— START —

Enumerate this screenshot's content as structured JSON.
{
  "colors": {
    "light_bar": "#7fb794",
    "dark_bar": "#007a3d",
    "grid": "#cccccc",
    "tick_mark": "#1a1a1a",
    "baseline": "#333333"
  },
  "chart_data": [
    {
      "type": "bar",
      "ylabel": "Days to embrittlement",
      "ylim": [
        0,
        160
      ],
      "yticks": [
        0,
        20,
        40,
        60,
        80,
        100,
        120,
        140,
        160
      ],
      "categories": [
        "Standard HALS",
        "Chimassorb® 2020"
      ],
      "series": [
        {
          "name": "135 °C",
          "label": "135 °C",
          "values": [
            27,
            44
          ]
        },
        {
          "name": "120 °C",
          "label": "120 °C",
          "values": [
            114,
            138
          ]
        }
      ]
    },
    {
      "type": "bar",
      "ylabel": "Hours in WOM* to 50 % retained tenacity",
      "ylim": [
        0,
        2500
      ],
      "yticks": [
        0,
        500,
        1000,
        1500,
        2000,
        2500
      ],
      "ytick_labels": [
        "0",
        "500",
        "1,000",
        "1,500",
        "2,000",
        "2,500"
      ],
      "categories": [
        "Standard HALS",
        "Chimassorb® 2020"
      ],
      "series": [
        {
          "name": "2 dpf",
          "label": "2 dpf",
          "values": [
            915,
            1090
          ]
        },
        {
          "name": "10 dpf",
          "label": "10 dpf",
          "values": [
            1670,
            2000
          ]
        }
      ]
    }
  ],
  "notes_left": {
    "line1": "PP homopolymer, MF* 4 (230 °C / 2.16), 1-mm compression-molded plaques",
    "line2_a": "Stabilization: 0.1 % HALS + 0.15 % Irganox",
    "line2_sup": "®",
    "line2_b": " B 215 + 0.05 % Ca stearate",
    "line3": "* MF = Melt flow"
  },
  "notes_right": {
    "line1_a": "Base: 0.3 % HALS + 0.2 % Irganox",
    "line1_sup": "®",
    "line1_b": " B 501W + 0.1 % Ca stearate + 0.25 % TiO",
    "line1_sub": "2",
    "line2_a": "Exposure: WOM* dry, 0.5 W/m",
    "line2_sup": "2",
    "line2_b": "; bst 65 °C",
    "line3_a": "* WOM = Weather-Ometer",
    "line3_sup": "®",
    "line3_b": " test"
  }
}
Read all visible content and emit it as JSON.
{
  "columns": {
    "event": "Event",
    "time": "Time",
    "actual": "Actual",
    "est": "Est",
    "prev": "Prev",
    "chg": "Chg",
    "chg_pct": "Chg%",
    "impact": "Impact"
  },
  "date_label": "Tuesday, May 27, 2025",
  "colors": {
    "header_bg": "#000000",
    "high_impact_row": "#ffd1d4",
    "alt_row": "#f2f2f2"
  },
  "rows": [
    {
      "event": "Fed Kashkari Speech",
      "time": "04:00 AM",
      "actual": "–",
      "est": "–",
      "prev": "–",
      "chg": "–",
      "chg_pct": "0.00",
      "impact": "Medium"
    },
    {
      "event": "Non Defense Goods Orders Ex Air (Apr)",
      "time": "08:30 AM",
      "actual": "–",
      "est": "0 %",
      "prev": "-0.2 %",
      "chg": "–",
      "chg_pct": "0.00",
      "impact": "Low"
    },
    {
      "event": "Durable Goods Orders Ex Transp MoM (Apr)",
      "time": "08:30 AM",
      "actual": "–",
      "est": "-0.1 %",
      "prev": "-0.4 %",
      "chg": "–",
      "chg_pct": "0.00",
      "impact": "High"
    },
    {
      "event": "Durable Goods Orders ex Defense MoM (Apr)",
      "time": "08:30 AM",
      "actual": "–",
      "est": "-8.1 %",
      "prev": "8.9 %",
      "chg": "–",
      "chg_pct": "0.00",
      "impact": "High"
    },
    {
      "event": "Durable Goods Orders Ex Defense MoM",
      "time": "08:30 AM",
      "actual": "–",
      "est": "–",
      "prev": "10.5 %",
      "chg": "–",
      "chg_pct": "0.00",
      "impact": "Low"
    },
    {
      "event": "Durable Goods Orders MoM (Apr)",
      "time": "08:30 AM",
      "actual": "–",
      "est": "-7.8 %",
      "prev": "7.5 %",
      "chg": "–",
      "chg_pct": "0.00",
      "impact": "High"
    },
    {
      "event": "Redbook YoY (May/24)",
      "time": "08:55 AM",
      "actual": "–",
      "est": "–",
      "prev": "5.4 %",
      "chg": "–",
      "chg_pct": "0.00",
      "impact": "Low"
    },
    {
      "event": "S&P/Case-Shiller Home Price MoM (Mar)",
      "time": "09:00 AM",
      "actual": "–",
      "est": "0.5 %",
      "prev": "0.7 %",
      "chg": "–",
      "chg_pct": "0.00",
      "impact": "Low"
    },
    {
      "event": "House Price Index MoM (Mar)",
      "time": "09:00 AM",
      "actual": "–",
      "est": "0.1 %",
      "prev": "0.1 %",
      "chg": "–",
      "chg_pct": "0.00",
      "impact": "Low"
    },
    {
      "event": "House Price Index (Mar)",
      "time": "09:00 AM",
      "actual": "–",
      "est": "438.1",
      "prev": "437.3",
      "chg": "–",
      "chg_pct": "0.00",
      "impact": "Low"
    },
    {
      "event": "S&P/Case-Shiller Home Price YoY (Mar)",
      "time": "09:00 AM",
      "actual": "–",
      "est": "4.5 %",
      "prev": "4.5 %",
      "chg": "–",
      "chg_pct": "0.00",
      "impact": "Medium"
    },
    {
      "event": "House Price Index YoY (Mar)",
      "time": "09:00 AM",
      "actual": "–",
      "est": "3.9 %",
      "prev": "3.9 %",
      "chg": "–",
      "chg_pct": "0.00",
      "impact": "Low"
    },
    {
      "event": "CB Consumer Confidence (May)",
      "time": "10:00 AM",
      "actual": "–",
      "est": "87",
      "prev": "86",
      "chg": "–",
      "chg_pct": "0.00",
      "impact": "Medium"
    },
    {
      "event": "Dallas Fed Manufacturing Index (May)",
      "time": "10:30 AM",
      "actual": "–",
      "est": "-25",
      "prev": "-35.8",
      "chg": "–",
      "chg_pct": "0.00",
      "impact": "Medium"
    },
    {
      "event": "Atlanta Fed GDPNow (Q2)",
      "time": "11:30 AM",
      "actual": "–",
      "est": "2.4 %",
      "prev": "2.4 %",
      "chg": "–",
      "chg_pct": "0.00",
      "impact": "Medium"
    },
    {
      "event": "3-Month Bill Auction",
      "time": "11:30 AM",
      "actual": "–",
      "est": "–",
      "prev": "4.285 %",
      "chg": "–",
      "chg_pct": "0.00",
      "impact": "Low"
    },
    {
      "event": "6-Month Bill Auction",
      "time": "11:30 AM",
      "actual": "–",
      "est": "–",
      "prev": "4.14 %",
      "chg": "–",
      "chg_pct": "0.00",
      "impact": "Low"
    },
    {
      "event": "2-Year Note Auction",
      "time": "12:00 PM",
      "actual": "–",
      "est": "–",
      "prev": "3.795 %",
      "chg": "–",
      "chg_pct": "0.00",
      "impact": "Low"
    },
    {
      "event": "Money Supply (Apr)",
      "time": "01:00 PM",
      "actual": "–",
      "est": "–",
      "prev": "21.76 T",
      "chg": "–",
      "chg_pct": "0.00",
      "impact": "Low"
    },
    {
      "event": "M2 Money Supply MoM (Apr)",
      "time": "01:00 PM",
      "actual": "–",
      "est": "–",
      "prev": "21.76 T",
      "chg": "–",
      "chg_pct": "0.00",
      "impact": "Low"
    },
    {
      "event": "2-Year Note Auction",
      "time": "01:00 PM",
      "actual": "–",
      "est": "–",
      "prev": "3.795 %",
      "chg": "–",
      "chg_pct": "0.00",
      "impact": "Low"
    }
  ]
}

— END —

EXERCISE: Take the entries and copy them out exactly.

ANSWER FOR THIS EXERCISE:
Enumerate this screenshot's content as structured JSON.
{
  "colors": {
    "light_bar": "#7fb794",
    "dark_bar": "#007a3d",
    "grid": "#cccccc",
    "tick_mark": "#1a1a1a",
    "baseline": "#333333"
  },
  "chart_data": [
    {
      "type": "bar",
      "ylabel": "Days to embrittlement",
      "ylim": [
        0,
        160
      ],
      "yticks": [
        0,
        20,
        40,
        60,
        80,
        100,
        120,
        140,
        160
      ],
      "categories": [
        "Standard HALS",
        "Chimassorb® 2020"
      ],
      "series": [
        {
          "name": "135 °C",
          "label": "135 °C",
          "values": [
            27,
            44
          ]
        },
        {
          "name": "120 °C",
          "label": "120 °C",
          "values": [
            114,
            138
          ]
        }
      ]
    },
    {
      "type": "bar",
      "ylabel": "Hours in WOM* to 50 % retained tenacity",
      "ylim": [
        0,
        2500
      ],
      "yticks": [
        0,
        500,
        1000,
        1500,
        2000,
        2500
      ],
      "ytick_labels": [
        "0",
        "500",
        "1,000",
        "1,500",
        "2,000",
        "2,500"
      ],
      "categories": [
        "Standard HALS",
        "Chimassorb® 2020"
      ],
      "series": [
        {
          "name": "2 dpf",
          "label": "2 dpf",
          "values": [
            915,
            1090
          ]
        },
        {
          "name": "10 dpf",
          "label": "10 dpf",
          "values": [
            1670,
            2000
          ]
        }
      ]
    }
  ],
  "notes_left": {
    "line1": "PP homopolymer, MF* 4 (230 °C / 2.16), 1-mm compression-molded plaques",
    "line2_a": "Stabilization: 0.1 % HALS + 0.15 % Irganox",
    "line2_sup": "®",
    "line2_b": " B 215 + 0.05 % Ca stearate",
    "line3": "* MF = Melt flow"
  },
  "notes_right": {
    "line1_a": "Base: 0.3 % HALS + 0.2 % Irganox",
    "line1_sup": "®",
    "line1_b": " B 501W + 0.1 % Ca stearate + 0.25 % TiO",
    "line1_sub": "2",
    "line2_a": "Exposure: WOM* dry, 0.5 W/m",
    "line2_sup": "2",
    "line2_b": "; bst 65 °C",
    "line3_a": "* WOM = Weather-Ometer",
    "line3_sup": "®",
    "line3_b": " test"
  }
}
Read all visible content and emit it as JSON.
{
  "columns": {
    "event": "Event",
    "time": "Time",
    "actual": "Actual",
    "est": "Est",
    "prev": "Prev",
    "chg": "Chg",
    "chg_pct": "Chg%",
    "impact": "Impact"
  },
  "date_label": "Tuesday, May 27, 2025",
  "colors": {
    "header_bg": "#000000",
    "high_impact_row": "#ffd1d4",
    "alt_row": "#f2f2f2"
  },
  "rows": [
    {
      "event": "Fed Kashkari Speech",
      "time": "04:00 AM",
      "actual": "–",
      "est": "–",
      "prev": "–",
      "chg": "–",
      "chg_pct": "0.00",
      "impact": "Medium"
    },
    {
      "event": "Non Defense Goods Orders Ex Air (Apr)",
      "time": "08:30 AM",
      "actual": "–",
      "est": "0 %",
      "prev": "-0.2 %",
      "chg": "–",
      "chg_pct": "0.00",
      "impact": "Low"
    },
    {
      "event": "Durable Goods Orders Ex Transp MoM (Apr)",
      "time": "08:30 AM",
      "actual": "–",
      "est": "-0.1 %",
      "prev": "-0.4 %",
      "chg": "–",
      "chg_pct": "0.00",
      "impact": "High"
    },
    {
      "event": "Durable Goods Orders ex Defense MoM (Apr)",
      "time": "08:30 AM",
      "actual": "–",
      "est": "-8.1 %",
      "prev": "8.9 %",
      "chg": "–",
      "chg_pct": "0.00",
      "impact": "High"
    },
    {
      "event": "Durable Goods Orders Ex Defense MoM",
      "time": "08:30 AM",
      "actual": "–",
      "est": "–",
      "prev": "10.5 %",
      "chg": "–",
      "chg_pct": "0.00",
      "impact": "Low"
    },
    {
      "event": "Durable Goods Orders MoM (Apr)",
      "time": "08:30 AM",
      "actual": "–",
      "est": "-7.8 %",
      "prev": "7.5 %",
      "chg": "–",
      "chg_pct": "0.00",
      "impact": "High"
    },
    {
      "event": "Redbook YoY (May/24)",
      "time": "08:55 AM",
      "actual": "–",
      "est": "–",
      "prev": "5.4 %",
      "chg": "–",
      "chg_pct": "0.00",
      "impact": "Low"
    },
    {
      "event": "S&P/Case-Shiller Home Price MoM (Mar)",
      "time": "09:00 AM",
      "actual": "–",
      "est": "0.5 %",
      "prev": "0.7 %",
      "chg": "–",
      "chg_pct": "0.00",
      "impact": "Low"
    },
    {
      "event": "House Price Index MoM (Mar)",
      "time": "09:00 AM",
      "actual": "–",
      "est": "0.1 %",
      "prev": "0.1 %",
      "chg": "–",
      "chg_pct": "0.00",
      "impact": "Low"
    },
    {
      "event": "House Price Index (Mar)",
      "time": "09:00 AM",
      "actual": "–",
      "est": "438.1",
      "prev": "437.3",
      "chg": "–",
      "chg_pct": "0.00",
      "impact": "Low"
    },
    {
      "event": "S&P/Case-Shiller Home Price YoY (Mar)",
      "time": "09:00 AM",
      "actual": "–",
      "est": "4.5 %",
      "prev": "4.5 %",
      "chg": "–",
      "chg_pct": "0.00",
      "impact": "Medium"
    },
    {
      "event": "House Price Index YoY (Mar)",
      "time": "09:00 AM",
      "actual": "–",
      "est": "3.9 %",
      "prev": "3.9 %",
      "chg": "–",
      "chg_pct": "0.00",
      "impact": "Low"
    },
    {
      "event": "CB Consumer Confidence (May)",
      "time": "10:00 AM",
      "actual": "–",
      "est": "87",
      "prev": "86",
      "chg": "–",
      "chg_pct": "0.00",
      "impact": "Medium"
    },
    {
      "event": "Dallas Fed Manufacturing Index (May)",
      "time": "10:30 AM",
      "actual": "–",
      "est": "-25",
      "prev": "-35.8",
      "chg": "–",
      "chg_pct": "0.00",
      "impact": "Medium"
    },
    {
      "event": "Atlanta Fed GDPNow (Q2)",
      "time": "11:30 AM",
      "actual": "–",
      "est": "2.4 %",
      "prev": "2.4 %",
      "chg": "–",
      "chg_pct": "0.00",
      "impact": "Medium"
    },
    {
      "event": "3-Month Bill Auction",
      "time": "11:30 AM",
      "actual": "–",
      "est": "–",
      "prev": "4.285 %",
      "chg": "–",
      "chg_pct": "0.00",
      "impact": "Low"
    },
    {
      "event": "6-Month Bill Auction",
      "time": "11:30 AM",
      "actual": "–",
      "est": "–",
      "prev": "4.14 %",
      "chg": "–",
      "chg_pct": "0.00",
      "impact": "Low"
    },
    {
      "event": "2-Year Note Auction",
      "time": "12:00 PM",
      "actual": "–",
      "est": "–",
      "prev": "3.795 %",
      "chg": "–",
      "chg_pct": "0.00",
      "impact": "Low"
    },
    {
      "event": "Money Supply (Apr)",
      "time": "01:00 PM",
      "actual": "–",
      "est": "–",
      "prev": "21.76 T",
      "chg": "–",
      "chg_pct": "0.00",
      "impact": "Low"
    },
    {
      "event": "M2 Money Supply MoM (Apr)",
      "time": "01:00 PM",
      "actual": "–",
      "est": "–",
      "prev": "21.76 T",
      "chg": "–",
      "chg_pct": "0.00",
      "impact": "Low"
    },
    {
      "event": "2-Year Note Auction",
      "time": "01:00 PM",
      "actual": "–",
      "est": "–",
      "prev": "3.795 %",
      "chg": "–",
      "chg_pct": "0.00",
      "impact": "Low"
    }
  ]
}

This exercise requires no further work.